> **GOAL**: Tally the lines that include "United". Output the number only.

※ ※ ※

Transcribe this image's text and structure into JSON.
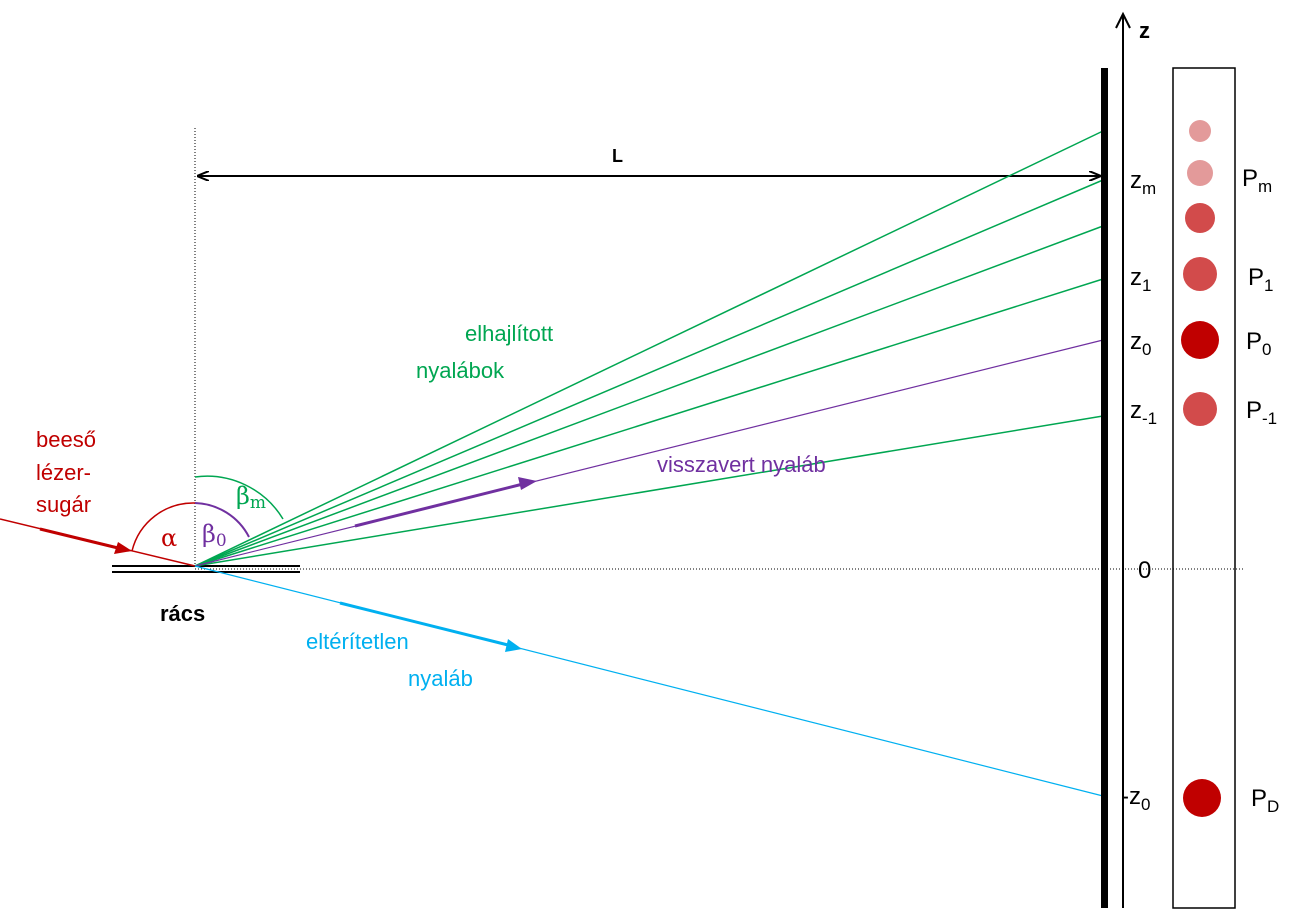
{
  "colors": {
    "incident": "#c00000",
    "diffracted": "#00a651",
    "reflected": "#7030a0",
    "undeviated": "#00b0f0",
    "black": "#000000",
    "spot_full": "#c00000",
    "spot_mid": "#d24b4b",
    "spot_light": "#e39a9a"
  },
  "labels": {
    "incident_line1": "beeső",
    "incident_line2": "lézer-",
    "incident_line3": "sugár",
    "alpha": "α",
    "beta_zero": "β",
    "beta_zero_sub": "0",
    "beta_m": "β",
    "beta_m_sub": "m",
    "grating": "rács",
    "distance": "L",
    "diffracted_line1": "elhajlított",
    "diffracted_line2": "nyalábok",
    "reflected": "visszavert nyaláb",
    "undeviated_line1": "eltérítetlen",
    "undeviated_line2": "nyaláb",
    "axis": "z"
  },
  "z_ticks": [
    {
      "base": "z",
      "sub": "m",
      "prefix": ""
    },
    {
      "base": "z",
      "sub": "1",
      "prefix": ""
    },
    {
      "base": "z",
      "sub": "0",
      "prefix": ""
    },
    {
      "base": "z",
      "sub": "-1",
      "prefix": ""
    },
    {
      "base": "0",
      "sub": "",
      "prefix": ""
    },
    {
      "base": "z",
      "sub": "0",
      "prefix": "-"
    }
  ],
  "spot_labels": [
    {
      "base": "P",
      "sub": "m"
    },
    {
      "base": "P",
      "sub": "1"
    },
    {
      "base": "P",
      "sub": "0"
    },
    {
      "base": "P",
      "sub": "-1"
    },
    {
      "base": "P",
      "sub": "D"
    }
  ],
  "spots": [
    {
      "name": "spot-faint-top",
      "shade": "spot_light"
    },
    {
      "name": "spot-m",
      "shade": "spot_light"
    },
    {
      "name": "spot-2",
      "shade": "spot_mid"
    },
    {
      "name": "spot-1",
      "shade": "spot_mid"
    },
    {
      "name": "spot-0",
      "shade": "spot_full"
    },
    {
      "name": "spot-minus-1",
      "shade": "spot_mid"
    },
    {
      "name": "spot-d",
      "shade": "spot_full"
    }
  ]
}
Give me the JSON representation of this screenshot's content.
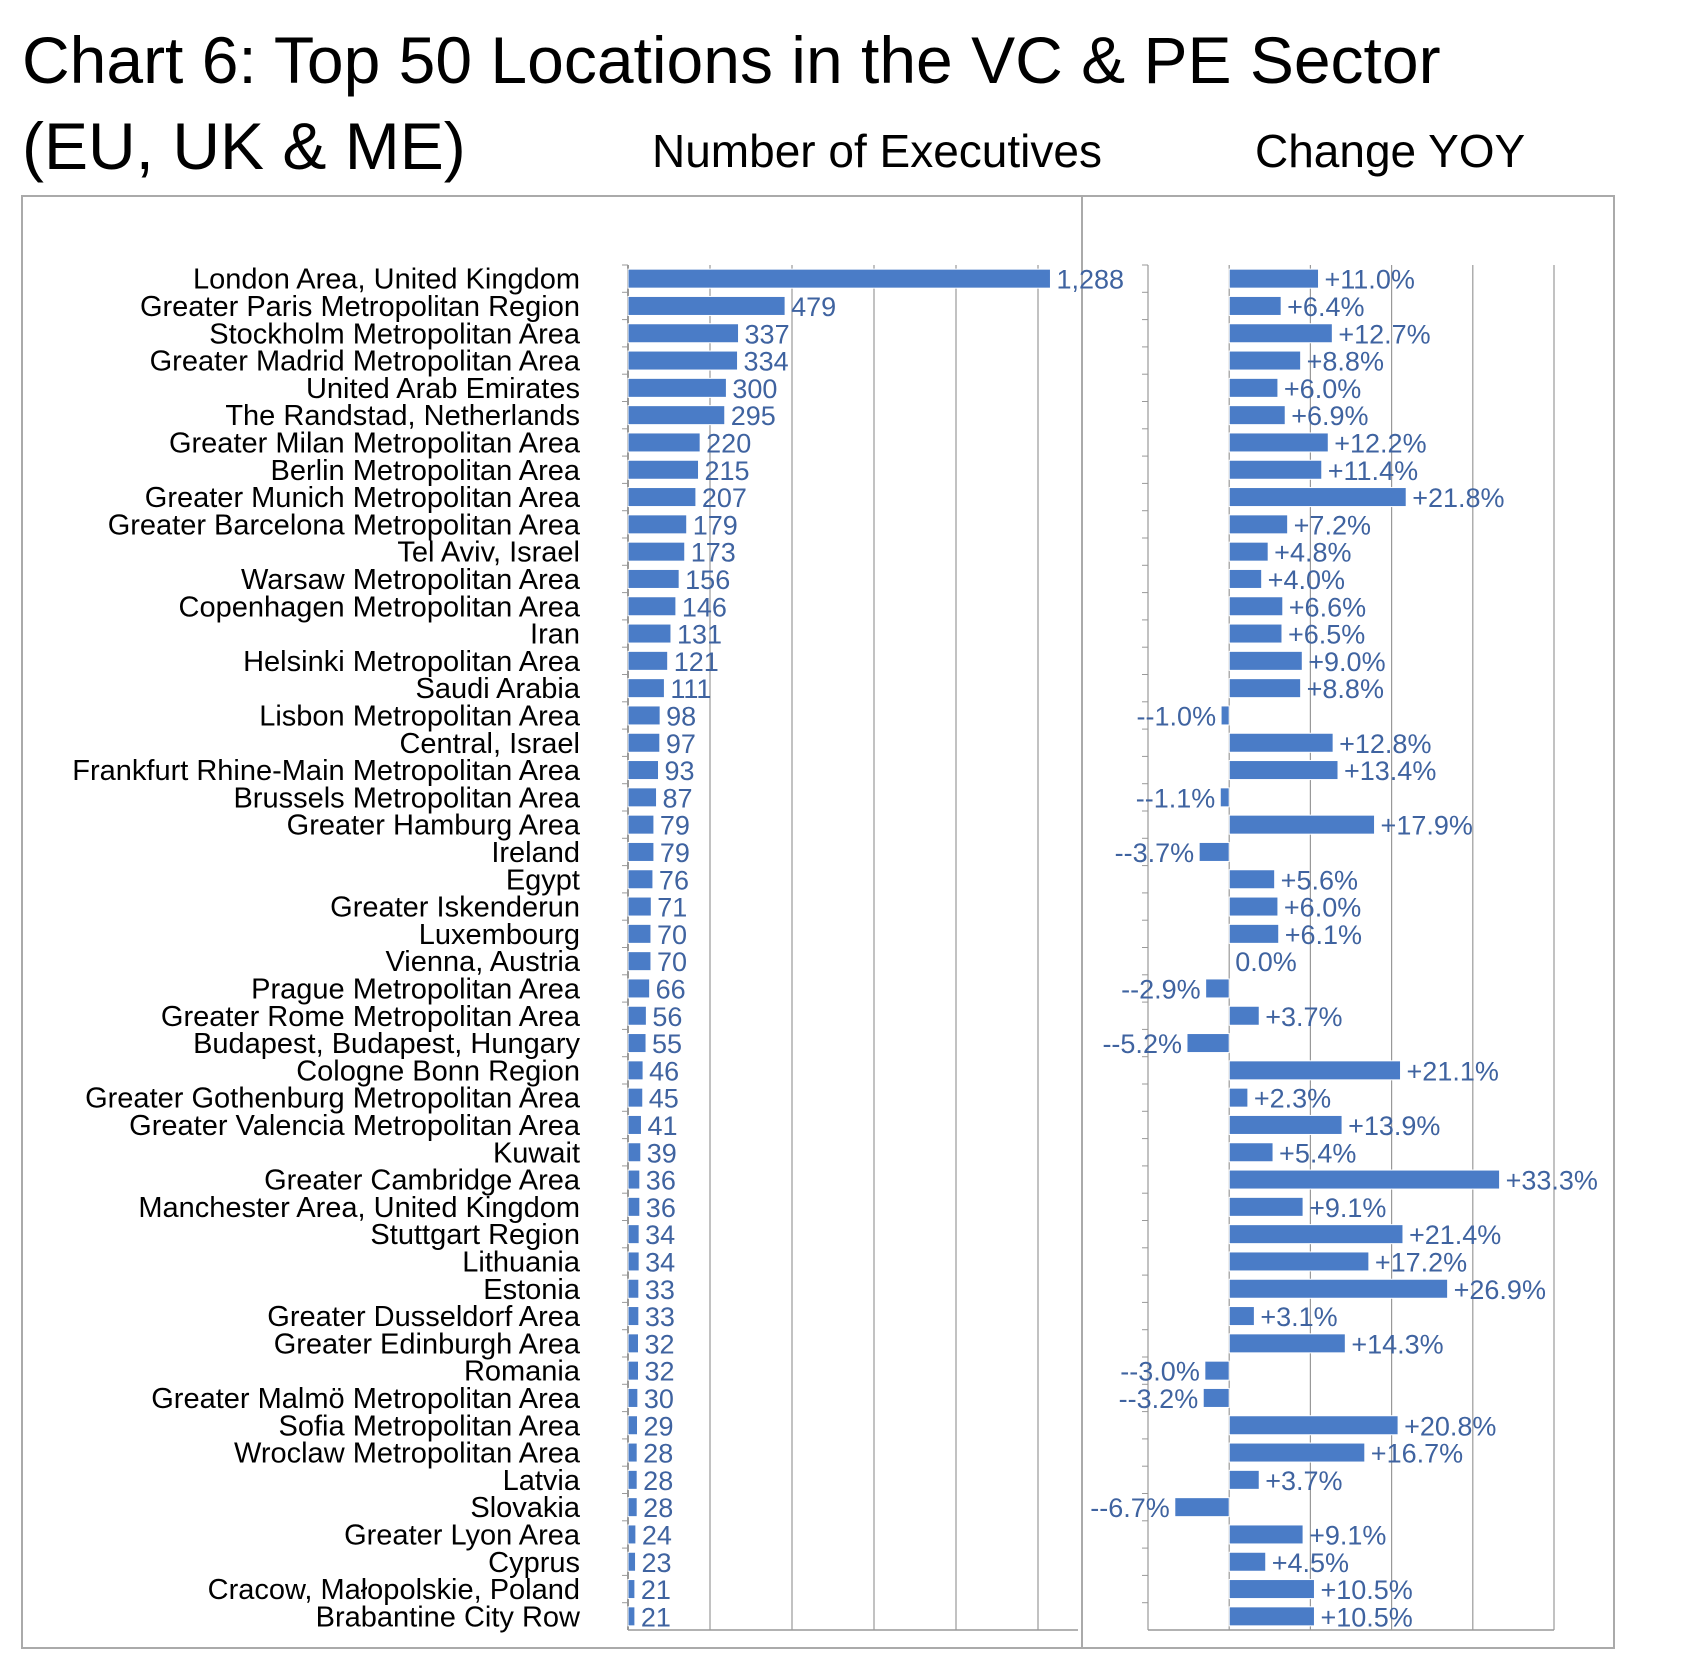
{
  "header": {
    "title_line1": "Chart 6: Top 50 Locations in the VC & PE Sector",
    "title_line2": "(EU, UK & ME)",
    "panel_left_title": "Number of Executives",
    "panel_right_title": "Change YOY"
  },
  "colors": {
    "bar": "#4a7cc7",
    "value_text": "#3f63a0",
    "grid": "#999999",
    "frame": "#aaaaaa"
  },
  "chart_data": [
    {
      "type": "bar",
      "orientation": "horizontal",
      "title": "Number of Executives",
      "xlim": [
        0,
        1500
      ],
      "grid": true,
      "categories": [
        "London Area, United Kingdom",
        "Greater Paris Metropolitan Region",
        "Stockholm Metropolitan Area",
        "Greater Madrid Metropolitan Area",
        "United Arab Emirates",
        "The Randstad, Netherlands",
        "Greater Milan Metropolitan Area",
        "Berlin Metropolitan Area",
        "Greater Munich Metropolitan Area",
        "Greater Barcelona Metropolitan Area",
        "Tel Aviv, Israel",
        "Warsaw Metropolitan Area",
        "Copenhagen Metropolitan Area",
        "Iran",
        "Helsinki Metropolitan Area",
        "Saudi Arabia",
        "Lisbon Metropolitan Area",
        "Central, Israel",
        "Frankfurt Rhine-Main Metropolitan Area",
        "Brussels Metropolitan Area",
        "Greater Hamburg Area",
        "Ireland",
        "Egypt",
        "Greater Iskenderun",
        "Luxembourg",
        "Vienna, Austria",
        "Prague Metropolitan Area",
        "Greater Rome Metropolitan Area",
        "Budapest, Budapest, Hungary",
        "Cologne Bonn Region",
        "Greater Gothenburg Metropolitan Area",
        "Greater Valencia Metropolitan Area",
        "Kuwait",
        "Greater Cambridge Area",
        "Manchester Area, United Kingdom",
        "Stuttgart Region",
        "Lithuania",
        "Estonia",
        "Greater Dusseldorf Area",
        "Greater Edinburgh Area",
        "Romania",
        "Greater Malmö Metropolitan Area",
        "Sofia Metropolitan Area",
        "Wroclaw Metropolitan Area",
        "Latvia",
        "Slovakia",
        "Greater Lyon Area",
        "Cyprus",
        "Cracow, Małopolskie, Poland",
        "Brabantine City Row"
      ],
      "values": [
        1288,
        479,
        337,
        334,
        300,
        295,
        220,
        215,
        207,
        179,
        173,
        156,
        146,
        131,
        121,
        111,
        98,
        97,
        93,
        87,
        79,
        79,
        76,
        71,
        70,
        70,
        66,
        56,
        55,
        46,
        45,
        41,
        39,
        36,
        36,
        34,
        34,
        33,
        33,
        32,
        32,
        30,
        29,
        28,
        28,
        28,
        24,
        23,
        21,
        21
      ],
      "labels": [
        "1,288",
        "479",
        "337",
        "334",
        "300",
        "295",
        "220",
        "215",
        "207",
        "179",
        "173",
        "156",
        "146",
        "131",
        "121",
        "111",
        "98",
        "97",
        "93",
        "87",
        "79",
        "79",
        "76",
        "71",
        "70",
        "70",
        "66",
        "56",
        "55",
        "46",
        "45",
        "41",
        "39",
        "36",
        "36",
        "34",
        "34",
        "33",
        "33",
        "32",
        "32",
        "30",
        "29",
        "28",
        "28",
        "28",
        "24",
        "23",
        "21",
        "21"
      ]
    },
    {
      "type": "bar",
      "orientation": "horizontal",
      "title": "Change YOY",
      "xlim": [
        -10,
        40
      ],
      "grid": true,
      "values": [
        11.0,
        6.4,
        12.7,
        8.8,
        6.0,
        6.9,
        12.2,
        11.4,
        21.8,
        7.2,
        4.8,
        4.0,
        6.6,
        6.5,
        9.0,
        8.8,
        -1.0,
        12.8,
        13.4,
        -1.1,
        17.9,
        -3.7,
        5.6,
        6.0,
        6.1,
        0.0,
        -2.9,
        3.7,
        -5.2,
        21.1,
        2.3,
        13.9,
        5.4,
        33.3,
        9.1,
        21.4,
        17.2,
        26.9,
        3.1,
        14.3,
        -3.0,
        -3.2,
        20.8,
        16.7,
        3.7,
        -6.7,
        9.1,
        4.5,
        10.5,
        10.5
      ],
      "labels": [
        "+11.0%",
        "+6.4%",
        "+12.7%",
        "+8.8%",
        "+6.0%",
        "+6.9%",
        "+12.2%",
        "+11.4%",
        "+21.8%",
        "+7.2%",
        "+4.8%",
        "+4.0%",
        "+6.6%",
        "+6.5%",
        "+9.0%",
        "+8.8%",
        "--1.0%",
        "+12.8%",
        "+13.4%",
        "--1.1%",
        "+17.9%",
        "--3.7%",
        "+5.6%",
        "+6.0%",
        "+6.1%",
        "0.0%",
        "--2.9%",
        "+3.7%",
        "--5.2%",
        "+21.1%",
        "+2.3%",
        "+13.9%",
        "+5.4%",
        "+33.3%",
        "+9.1%",
        "+21.4%",
        "+17.2%",
        "+26.9%",
        "+3.1%",
        "+14.3%",
        "--3.0%",
        "--3.2%",
        "+20.8%",
        "+16.7%",
        "+3.7%",
        "--6.7%",
        "+9.1%",
        "+4.5%",
        "+10.5%",
        "+10.5%"
      ]
    }
  ]
}
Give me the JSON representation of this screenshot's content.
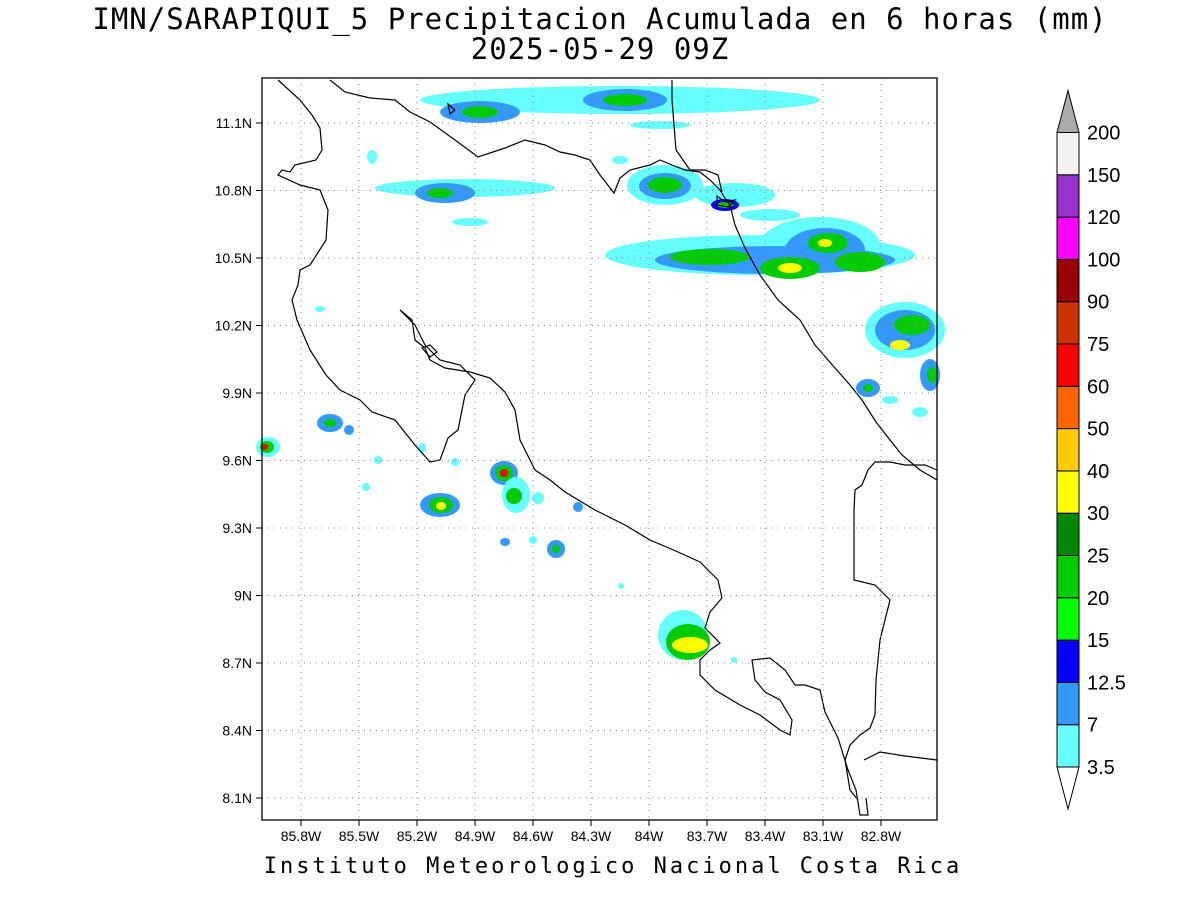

※ ※ ※

> **EXERCISE SOLUTION**: 3